- **Complete the following**:
A. Decide whether each statement below agrees with the passage on the coolie diaspora that follows. Answer yes or no for each, and quote the deciding words of the passage exactly.
(i) Bahadur's great-grandmother traveled from India to Guyana in 1903.
(ii) Coolie Woman was published by Yale University Press.
(iii) The book reveals the lives of a quarter of a million other coolie women.
B. Duplicate part of the passage on the coolie diaspora below, starting with "Coolie Diaspora: From" and going on through "with one another.".

- **Excerpt to read**:
Coolie Diaspora: From Indentureship to Transnational Communities

Two groundbreaking works on the history of indentured labor and the Asian diaspora in the Caribbean come into conversation with one another.

In Coolie Woman: The Odyssey of Indenture (University of Chicago Press, 2013), Gaiutra Bahadur traces the story of her great-grandmother, who in 1903 journeyed from India to Guyana and, through the excavation of countless colonial archives, reveals the complex lives of a quarter of a million other “coolie women” like her. Pankaj Mishra writes that Coolie Woman, “shows, with understated literary power, the bitterly paradoxical nature of colonial modernity: the unbearable dialectic between enslavement and liberation that many unsung millions underwent in their private lives.”

- **Excerpted data**:
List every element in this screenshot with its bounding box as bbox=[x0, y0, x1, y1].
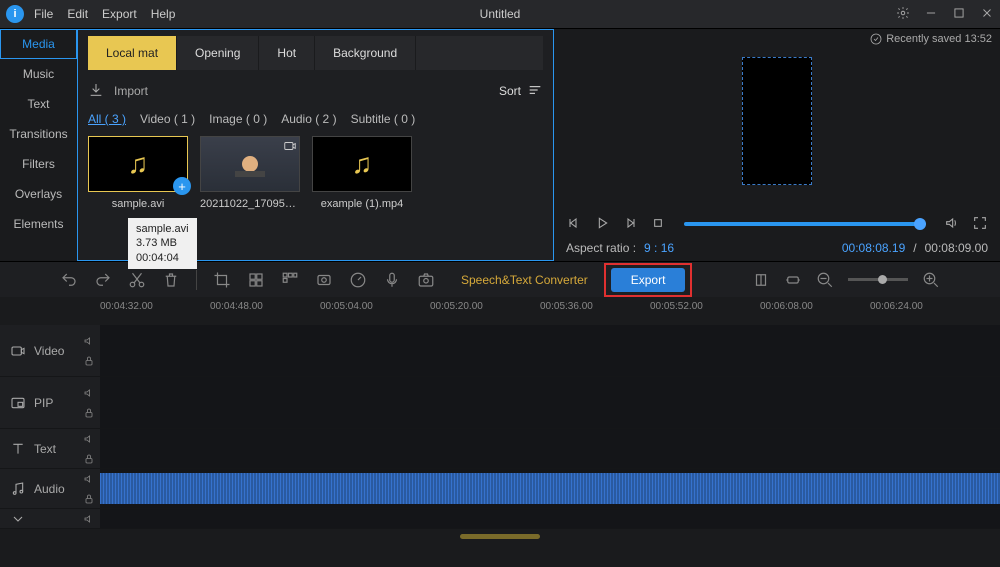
aspect-value[interactable]: 9 : 16 bbox=[644, 241, 674, 255]
time-current: 00:08:08.19 bbox=[842, 241, 905, 255]
media-item[interactable]: ♫ + sample.avi bbox=[88, 136, 188, 210]
sidetab-media[interactable]: Media bbox=[0, 29, 77, 59]
fit-icon[interactable] bbox=[784, 271, 802, 289]
media-item[interactable]: ♫ example (1).mp4 bbox=[312, 136, 412, 210]
redo-icon[interactable] bbox=[94, 271, 112, 289]
sort-label[interactable]: Sort bbox=[499, 84, 521, 98]
track-extra[interactable] bbox=[0, 509, 1000, 529]
time-sep: / bbox=[913, 241, 916, 255]
close-icon[interactable] bbox=[980, 6, 994, 23]
aspect-label: Aspect ratio : bbox=[566, 241, 636, 255]
time-total: 00:08:09.00 bbox=[925, 241, 988, 255]
export-button[interactable]: Export bbox=[611, 268, 686, 292]
menu-edit[interactable]: Edit bbox=[67, 7, 88, 21]
timeline-scrollbar[interactable] bbox=[0, 529, 1000, 543]
titlebar: i File Edit Export Help Untitled bbox=[0, 0, 1000, 28]
lock-icon[interactable] bbox=[83, 355, 95, 367]
track-video[interactable]: Video bbox=[0, 325, 1000, 377]
menu-bar: File Edit Export Help bbox=[34, 7, 175, 21]
preview-frame bbox=[742, 57, 812, 185]
import-button[interactable]: Import bbox=[114, 84, 148, 98]
mute-icon[interactable] bbox=[83, 335, 95, 347]
sidetab-text[interactable]: Text bbox=[0, 89, 77, 119]
freeze-icon[interactable] bbox=[315, 271, 333, 289]
lock-icon[interactable] bbox=[83, 453, 95, 465]
media-item-label: example (1).mp4 bbox=[321, 198, 404, 210]
import-icon[interactable] bbox=[88, 82, 104, 101]
mosaic-icon[interactable] bbox=[247, 271, 265, 289]
timeline-ruler[interactable]: 00:04:32.00 00:04:48.00 00:05:04.00 00:0… bbox=[0, 297, 1000, 325]
volume-icon[interactable] bbox=[944, 215, 960, 234]
cut-icon[interactable] bbox=[128, 271, 146, 289]
media-tooltip: sample.avi 3.73 MB 00:04:04 bbox=[128, 218, 197, 269]
audio-clip[interactable] bbox=[100, 473, 1000, 504]
mute-icon[interactable] bbox=[83, 513, 95, 525]
lock-icon[interactable] bbox=[83, 493, 95, 505]
mute-icon[interactable] bbox=[83, 387, 95, 399]
sidetab-transitions[interactable]: Transitions bbox=[0, 119, 77, 149]
play-icon[interactable] bbox=[594, 215, 610, 234]
tab-hot[interactable]: Hot bbox=[259, 36, 315, 70]
preview-panel: Recently saved 13:52 Aspect ratio : 9 : … bbox=[554, 29, 1000, 261]
music-note-icon: ♫ bbox=[128, 148, 149, 180]
sidetab-overlays[interactable]: Overlays bbox=[0, 179, 77, 209]
zoom-in-icon[interactable] bbox=[922, 271, 940, 289]
video-thumb-placeholder bbox=[230, 149, 270, 179]
media-item[interactable]: 20211022_170955... bbox=[200, 136, 300, 210]
sidetab-music[interactable]: Music bbox=[0, 59, 77, 89]
side-tabs: Media Music Text Transitions Filters Ove… bbox=[0, 29, 77, 261]
app-logo: i bbox=[6, 5, 24, 23]
filter-all[interactable]: All ( 3 ) bbox=[88, 112, 126, 126]
export-highlight: Export bbox=[604, 263, 693, 297]
prev-frame-icon[interactable] bbox=[566, 215, 582, 234]
tab-opening[interactable]: Opening bbox=[177, 36, 259, 70]
seek-bar[interactable] bbox=[684, 222, 926, 226]
speed-icon[interactable] bbox=[349, 271, 367, 289]
menu-file[interactable]: File bbox=[34, 7, 53, 21]
undo-icon[interactable] bbox=[60, 271, 78, 289]
add-to-timeline-button[interactable]: + bbox=[173, 177, 191, 195]
mute-icon[interactable] bbox=[83, 433, 95, 445]
timeline-tracks: Video PIP Text Audio bbox=[0, 325, 1000, 529]
tab-local[interactable]: Local mat bbox=[88, 36, 177, 70]
voiceover-icon[interactable] bbox=[383, 271, 401, 289]
fullscreen-icon[interactable] bbox=[972, 215, 988, 234]
video-badge-icon bbox=[283, 139, 297, 156]
mosaic2-icon[interactable] bbox=[281, 271, 299, 289]
next-frame-icon[interactable] bbox=[622, 215, 638, 234]
settings-icon[interactable] bbox=[896, 6, 910, 23]
save-indicator: Recently saved 13:52 bbox=[870, 33, 992, 45]
menu-export[interactable]: Export bbox=[102, 7, 137, 21]
delete-icon[interactable] bbox=[162, 271, 180, 289]
filter-video[interactable]: Video ( 1 ) bbox=[140, 112, 195, 126]
window-title: Untitled bbox=[480, 7, 521, 21]
minimize-icon[interactable] bbox=[924, 6, 938, 23]
stop-icon[interactable] bbox=[650, 215, 666, 234]
zoom-slider[interactable] bbox=[848, 278, 908, 281]
menu-help[interactable]: Help bbox=[151, 7, 176, 21]
marker-icon[interactable] bbox=[752, 271, 770, 289]
media-item-label: 20211022_170955... bbox=[200, 198, 300, 210]
tab-background[interactable]: Background bbox=[315, 36, 416, 70]
mute-icon[interactable] bbox=[83, 473, 95, 485]
media-item-label: sample.avi bbox=[112, 198, 165, 210]
filter-image[interactable]: Image ( 0 ) bbox=[209, 112, 267, 126]
zoom-out-icon[interactable] bbox=[816, 271, 834, 289]
track-text[interactable]: Text bbox=[0, 429, 1000, 469]
maximize-icon[interactable] bbox=[952, 6, 966, 23]
sidetab-elements[interactable]: Elements bbox=[0, 209, 77, 239]
sort-icon[interactable] bbox=[527, 82, 543, 101]
filter-subtitle[interactable]: Subtitle ( 0 ) bbox=[351, 112, 416, 126]
track-audio[interactable]: Audio bbox=[0, 469, 1000, 509]
sidetab-filters[interactable]: Filters bbox=[0, 149, 77, 179]
lock-icon[interactable] bbox=[83, 407, 95, 419]
track-pip[interactable]: PIP bbox=[0, 377, 1000, 429]
filter-audio[interactable]: Audio ( 2 ) bbox=[281, 112, 336, 126]
screenshot-icon[interactable] bbox=[417, 271, 435, 289]
music-note-icon: ♫ bbox=[352, 148, 373, 180]
crop-icon[interactable] bbox=[213, 271, 231, 289]
speech-text-converter[interactable]: Speech&Text Converter bbox=[461, 273, 588, 287]
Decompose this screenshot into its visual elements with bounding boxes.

- **Solutions to each task**:
A.
(i) Yes: "who in 1903 journeyed from India to Guyana"
(ii) No: "(University of Chicago Press, 2013)"
(iii) Yes: "reveals the complex lives of a quarter of a million other “coolie women” like her"

B.
Coolie Diaspora: From Indentureship to Transnational Communities

Two groundbreaking works on the history of indentured labor and the Asian diaspora in the Caribbean come into conversation with one another.